Problem requirements
From the entries below, gather every line containing the string "товародвижения".

[Stored records]
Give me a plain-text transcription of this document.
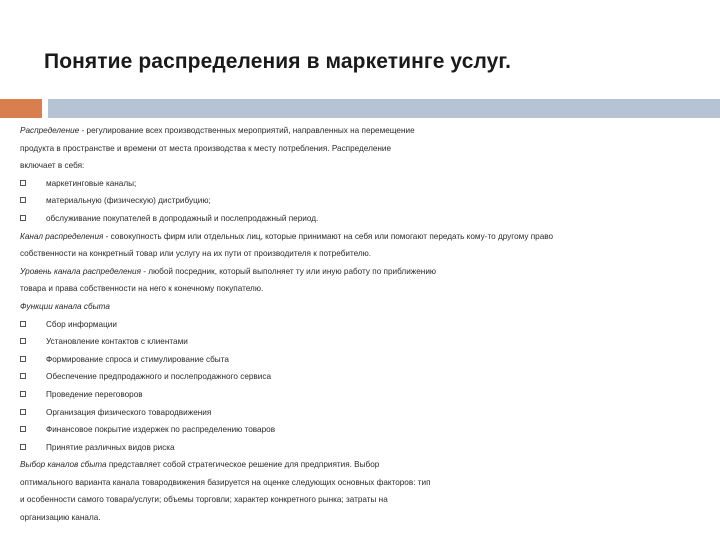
Понятие распределения в маркетинге услуг.
Распределение - регулирование всех производственных мероприятий, направленных на перемещение
продукта в пространстве и времени от места производства к месту потребления. Распределение
включает в себя:
маркетинговые каналы;
материальную (физическую) дистрибуцию;
обслуживание покупателей в допродажный и послепродажный период.
Канал распределения - совокупность фирм или отдельных лиц, которые принимают на себя или помогают передать кому-то другому право
собственности на конкретный товар или услугу на их пути от производителя к потребителю.
Уровень канала распределения - любой посредник, который выполняет ту или иную работу по приближению
товара и права собственности на него к конечному покупателю.
Функции канала сбыта
Сбор информации
Установление контактов с клиентами
Формирование спроса и стимулирование сбыта
Обеспечение предпродажного и послепродажного сервиса
Проведение переговоров
Организация физического товародвижения
Финансовое покрытие издержек по распределению товаров
Принятие различных видов риска
Выбор каналов сбыта представляет собой стратегическое решение для предприятия. Выбор
оптимального варианта канала товародвижения базируется на оценке следующих основных факторов: тип
и особенности самого товара/услуги; объемы торговли; характер конкретного рынка; затраты на
организацию канала.
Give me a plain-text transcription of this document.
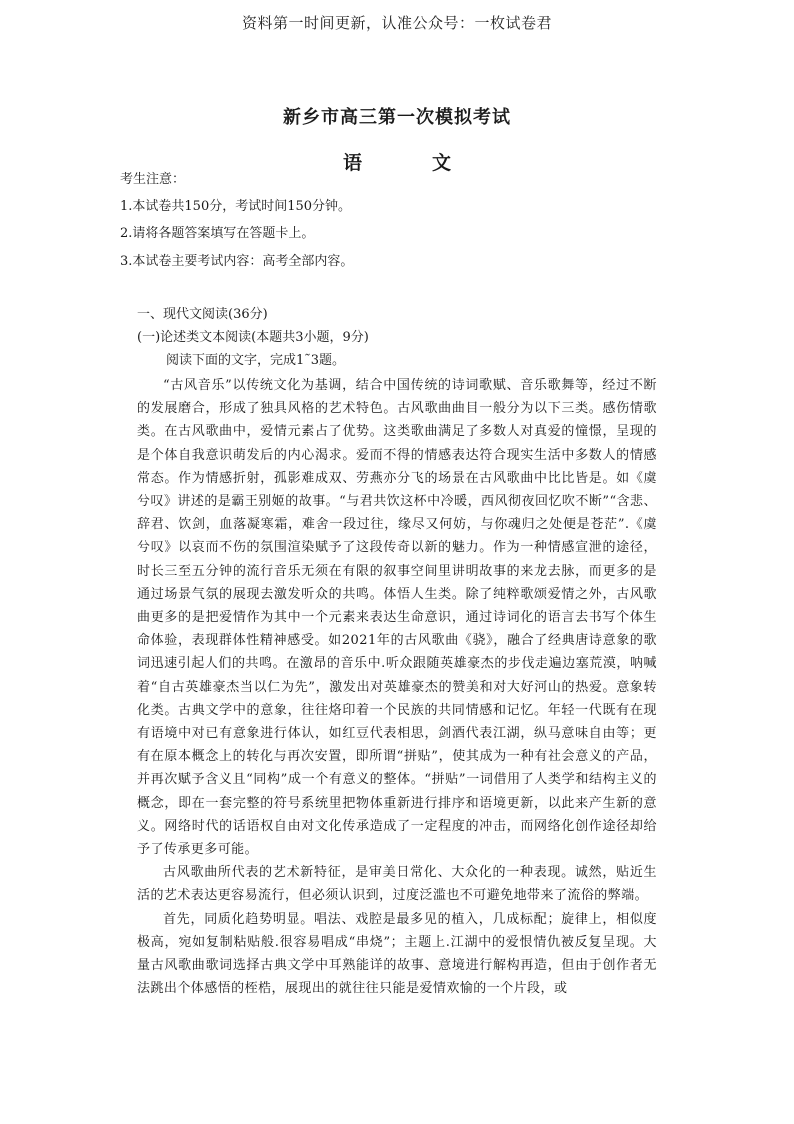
资料第一时间更新，认准公众号：一枚试卷君
新乡市高三第一次模拟考试
语	文
考生注意：
1.本试卷共150分，考试时间150分钟。
2.请将各题答案填写在答题卡上。
3.本试卷主要考试内容：高考全部内容。
一、现代文阅读(36分)
(一)论述类文本阅读(本题共3小题，9分)
阅读下面的文字，完成1˜3题。

“古风音乐”以传统文化为基调，结合中国传统的诗词歌赋、音乐歌舞等，经过不断的发展磨合，形成了独具风格的艺术特色。古风歌曲曲目一般分为以下三类。感伤情歌类。在古风歌曲中，爱情元素占了优势。这类歌曲满足了多数人对真爱的憧憬，呈现的是个体自我意识萌发后的内心渴求。爱而不得的情感表达符合现实生活中多数人的情感常态。作为情感折射，孤影难成双、劳燕亦分飞的场景在古风歌曲中比比皆是。如《虞兮叹》讲述的是霸王别姬的故事。“与君共饮这杯中冷暖，西风彻夜回忆吹不断”“含悲、辞君、饮剑，血落凝寒霜，难舍一段过往，缘尽又何妨，与你魂归之处便是苍茫”.《虞兮叹》以哀而不伤的氛围渲染赋予了这段传奇以新的魅力。作为一种情感宣泄的途径，时长三至五分钟的流行音乐无须在有限的叙事空间里讲明故事的来龙去脉，而更多的是通过场景气氛的展现去激发听众的共鸣。体悟人生类。除了纯粹歌颂爱情之外，古风歌曲更多的是把爱情作为其中一个元素来表达生命意识，通过诗词化的语言去书写个体生命体验，表现群体性精神感受。如2021年的古风歌曲《骁》，融合了经典唐诗意象的歌词迅速引起人们的共鸣。在激昂的音乐中.听众跟随英雄豪杰的步伐走遍边塞荒漠，呐喊着“自古英雄豪杰当以仁为先”，激发出对英雄豪杰的赞美和对大好河山的热爱。意象转化类。古典文学中的意象，往往烙印着一个民族的共同情感和记忆。年轻一代既有在现有语境中对已有意象进行体认，如红豆代表相思，剑酒代表江湖，纵马意味自由等；更有在原本概念上的转化与再次安置，即所谓“拼贴”，使其成为一种有社会意义的产品，并再次赋予含义且“同构”成一个有意义的整体。“拼贴”一词借用了人类学和结构主义的概念，即在一套完整的符号系统里把物体重新进行排序和语境更新，以此来产生新的意义。网络时代的话语权自由对文化传承造成了一定程度的冲击，而网络化创作途径却给予了传承更多可能。

古风歌曲所代表的艺术新特征，是审美日常化、大众化的一种表现。诚然，贴近生活的艺术表达更容易流行，但必须认识到，过度泛滥也不可避免地带来了流俗的弊端。

首先，同质化趋势明显。唱法、戏腔是最多见的植入，几成标配；旋律上，相似度极高，宛如复制粘贴般.很容易唱成“串烧”；主题上.江湖中的爱恨情仇被反复呈现。大量古风歌曲歌词选择古典文学中耳熟能详的故事、意境进行解构再造，但由于创作者无法跳出个体感悟的桎梏，展现出的就往往只能是爱情欢愉的一个片段，或
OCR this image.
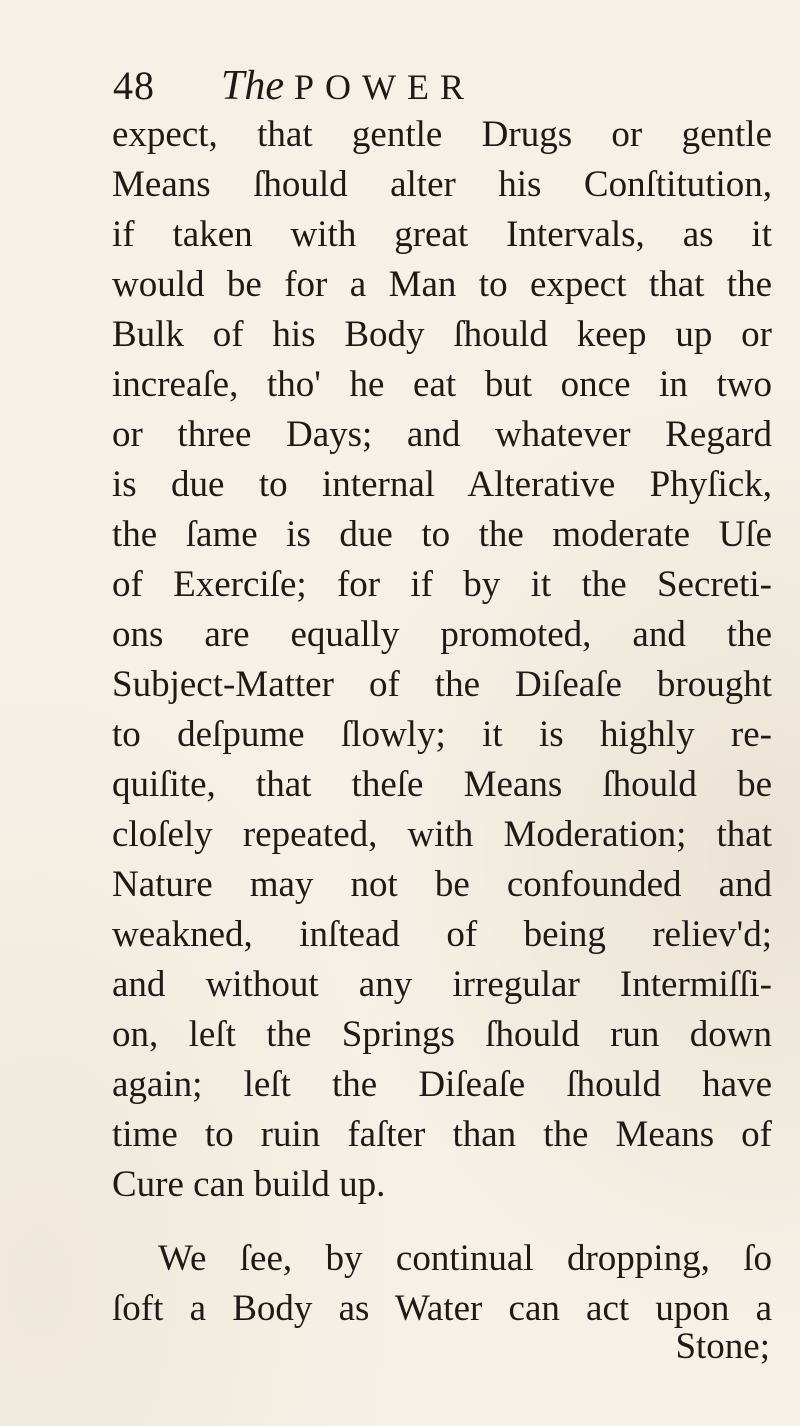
48 The POWER
expect, that gentle Drugs or gentle
Means ſhould alter his Conſtitution,
if taken with great Intervals, as it
would be for a Man to expect that the
Bulk of his Body ſhould keep up or
increaſe, tho' he eat but once in two
or three Days; and whatever Regard
is due to internal Alterative Phyſick,
the ſame is due to the moderate Uſe
of Exerciſe; for if by it the Secreti-
ons are equally promoted, and the
Subject-Matter of the Diſeaſe brought
to deſpume ſlowly; it is highly re-
quiſite, that theſe Means ſhould be
cloſely repeated, with Moderation; that
Nature may not be confounded and
weakned, inſtead of being reliev'd;
and without any irregular Intermiſſi-
on, leſt the Springs ſhould run down
again; leſt the Diſeaſe ſhould have
time to ruin faſter than the Means of
Cure can build up.
We ſee, by continual dropping, ſo
ſoft a Body as Water can act upon a
Stone;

Full output
Организация физического товародвижения
оптимального варианта канала товародвижения базируется на оценке следующих основных факторов: тип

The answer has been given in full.